--- MATERIAL SUPPLIED ---

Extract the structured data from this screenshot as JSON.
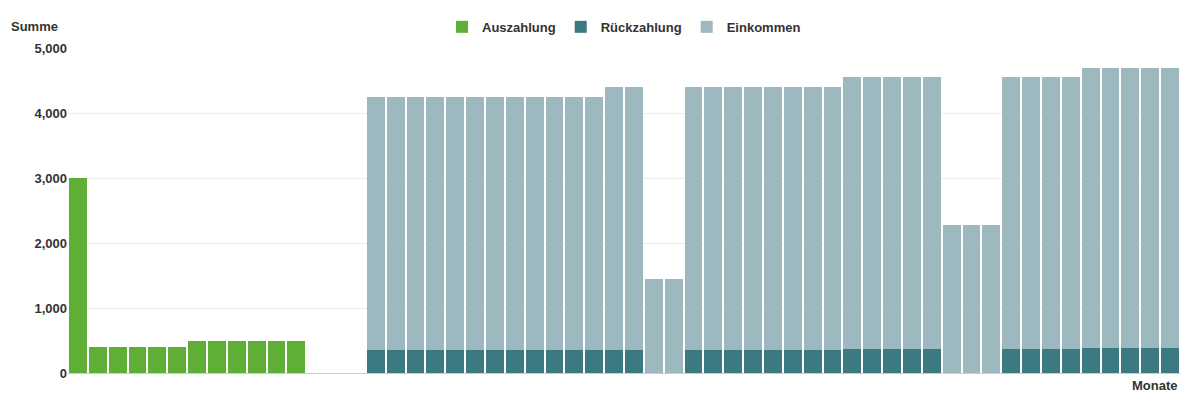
{
  "chart_data": {
    "type": "bar",
    "stacked": true,
    "x_label": "Monate",
    "y_label": "Summe",
    "categories": [
      null,
      null,
      null,
      null,
      null,
      null,
      null,
      null,
      null,
      null,
      null,
      null,
      null,
      null,
      null,
      null,
      null,
      null,
      null,
      null,
      null,
      null,
      null,
      null,
      null,
      null,
      null,
      null,
      null,
      null,
      null,
      null,
      null,
      null,
      null,
      null,
      null,
      null,
      null,
      null,
      null,
      null,
      null,
      null,
      null,
      null,
      null,
      null,
      null,
      null,
      null,
      null,
      null,
      null,
      null,
      null
    ],
    "series": [
      {
        "name": "Auszahlung",
        "color": "#5fae36",
        "values": [
          3000,
          400,
          400,
          400,
          400,
          400,
          500,
          500,
          500,
          500,
          500,
          500,
          null,
          null,
          null,
          null,
          null,
          null,
          null,
          null,
          null,
          null,
          null,
          null,
          null,
          null,
          null,
          null,
          null,
          null,
          null,
          null,
          null,
          null,
          null,
          null,
          null,
          null,
          null,
          null,
          null,
          null,
          null,
          null,
          null,
          null,
          null,
          null,
          null,
          null,
          null,
          null,
          null,
          null,
          null,
          null
        ]
      },
      {
        "name": "Rückzahlung",
        "color": "#3b7a80",
        "values": [
          null,
          null,
          null,
          null,
          null,
          null,
          null,
          null,
          null,
          null,
          null,
          null,
          null,
          null,
          null,
          350,
          350,
          350,
          350,
          350,
          350,
          350,
          350,
          350,
          350,
          350,
          350,
          360,
          360,
          null,
          null,
          360,
          360,
          360,
          360,
          360,
          360,
          360,
          360,
          375,
          375,
          375,
          375,
          375,
          null,
          null,
          null,
          375,
          375,
          375,
          375,
          390,
          390,
          390,
          390,
          390
        ]
      },
      {
        "name": "Einkommen",
        "color": "#9db8bf",
        "values": [
          null,
          null,
          null,
          null,
          null,
          null,
          null,
          null,
          null,
          null,
          null,
          null,
          null,
          null,
          null,
          3900,
          3900,
          3900,
          3900,
          3900,
          3900,
          3900,
          3900,
          3900,
          3900,
          3900,
          3900,
          4040,
          4040,
          1450,
          1450,
          4040,
          4040,
          4040,
          4040,
          4040,
          4040,
          4040,
          4040,
          4175,
          4175,
          4175,
          4175,
          4175,
          2280,
          2280,
          2280,
          4175,
          4175,
          4175,
          4175,
          4310,
          4310,
          4310,
          4310,
          4310
        ]
      }
    ],
    "ylim": [
      0,
      5000
    ],
    "yticks": [
      0,
      {
        "value": 1000,
        "label": "1,000"
      },
      {
        "value": 2000,
        "label": "2,000"
      },
      {
        "value": 3000,
        "label": "3,000"
      },
      {
        "value": 4000,
        "label": "4,000"
      },
      {
        "value": 5000,
        "label": "5,000"
      }
    ],
    "grid": true,
    "legend": "top",
    "tick_labels": "y"
  }
}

---

● DESCRIPTION OF THE TASK
Pick out all lines containing the string "color".

● TASK ANSWER
        "color": "#5fae36",
        "color": "#3b7a80",
        "color": "#9db8bf",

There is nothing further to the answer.